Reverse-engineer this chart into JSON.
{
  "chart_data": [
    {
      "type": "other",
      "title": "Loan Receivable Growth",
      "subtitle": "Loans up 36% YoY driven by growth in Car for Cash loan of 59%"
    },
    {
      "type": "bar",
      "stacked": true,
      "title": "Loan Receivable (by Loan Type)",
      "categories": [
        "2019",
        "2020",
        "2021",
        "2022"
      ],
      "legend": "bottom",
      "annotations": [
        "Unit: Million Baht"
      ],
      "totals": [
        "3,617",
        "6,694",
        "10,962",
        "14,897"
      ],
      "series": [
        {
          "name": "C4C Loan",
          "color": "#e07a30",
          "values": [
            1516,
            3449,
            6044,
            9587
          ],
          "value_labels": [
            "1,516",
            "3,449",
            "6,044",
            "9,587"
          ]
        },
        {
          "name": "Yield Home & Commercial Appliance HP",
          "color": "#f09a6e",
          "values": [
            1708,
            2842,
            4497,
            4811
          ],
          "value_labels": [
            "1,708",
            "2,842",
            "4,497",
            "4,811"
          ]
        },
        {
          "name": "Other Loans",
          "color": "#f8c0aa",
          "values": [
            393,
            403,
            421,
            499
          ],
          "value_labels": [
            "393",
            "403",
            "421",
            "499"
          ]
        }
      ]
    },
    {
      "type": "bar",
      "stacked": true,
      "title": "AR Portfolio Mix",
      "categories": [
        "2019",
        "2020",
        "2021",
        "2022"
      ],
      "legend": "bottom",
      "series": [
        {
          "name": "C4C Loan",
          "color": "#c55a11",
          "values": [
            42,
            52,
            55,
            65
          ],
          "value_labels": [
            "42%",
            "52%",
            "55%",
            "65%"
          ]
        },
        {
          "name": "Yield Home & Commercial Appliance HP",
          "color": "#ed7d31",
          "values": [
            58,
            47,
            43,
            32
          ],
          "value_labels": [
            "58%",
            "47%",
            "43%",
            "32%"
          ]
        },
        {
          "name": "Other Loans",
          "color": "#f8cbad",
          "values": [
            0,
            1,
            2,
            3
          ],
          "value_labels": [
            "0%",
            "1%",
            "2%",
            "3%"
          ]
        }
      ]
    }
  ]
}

- - - - - - -

Go through the data and return every record exactly.

Reverse-engineer this chart into JSON.
{
  "chart_data": [
    {
      "type": "other",
      "title": "Loan Receivable Growth",
      "subtitle": "Loans up 36% YoY driven by growth in Car for Cash loan of 59%"
    },
    {
      "type": "bar",
      "stacked": true,
      "title": "Loan Receivable (by Loan Type)",
      "categories": [
        "2019",
        "2020",
        "2021",
        "2022"
      ],
      "legend": "bottom",
      "annotations": [
        "Unit: Million Baht"
      ],
      "totals": [
        "3,617",
        "6,694",
        "10,962",
        "14,897"
      ],
      "series": [
        {
          "name": "C4C Loan",
          "color": "#e07a30",
          "values": [
            1516,
            3449,
            6044,
            9587
          ],
          "value_labels": [
            "1,516",
            "3,449",
            "6,044",
            "9,587"
          ]
        },
        {
          "name": "Yield Home & Commercial Appliance HP",
          "color": "#f09a6e",
          "values": [
            1708,
            2842,
            4497,
            4811
          ],
          "value_labels": [
            "1,708",
            "2,842",
            "4,497",
            "4,811"
          ]
        },
        {
          "name": "Other Loans",
          "color": "#f8c0aa",
          "values": [
            393,
            403,
            421,
            499
          ],
          "value_labels": [
            "393",
            "403",
            "421",
            "499"
          ]
        }
      ]
    },
    {
      "type": "bar",
      "stacked": true,
      "title": "AR Portfolio Mix",
      "categories": [
        "2019",
        "2020",
        "2021",
        "2022"
      ],
      "legend": "bottom",
      "series": [
        {
          "name": "C4C Loan",
          "color": "#c55a11",
          "values": [
            42,
            52,
            55,
            65
          ],
          "value_labels": [
            "42%",
            "52%",
            "55%",
            "65%"
          ]
        },
        {
          "name": "Yield Home & Commercial Appliance HP",
          "color": "#ed7d31",
          "values": [
            58,
            47,
            43,
            32
          ],
          "value_labels": [
            "58%",
            "47%",
            "43%",
            "32%"
          ]
        },
        {
          "name": "Other Loans",
          "color": "#f8cbad",
          "values": [
            0,
            1,
            2,
            3
          ],
          "value_labels": [
            "0%",
            "1%",
            "2%",
            "3%"
          ]
        }
      ]
    }
  ]
}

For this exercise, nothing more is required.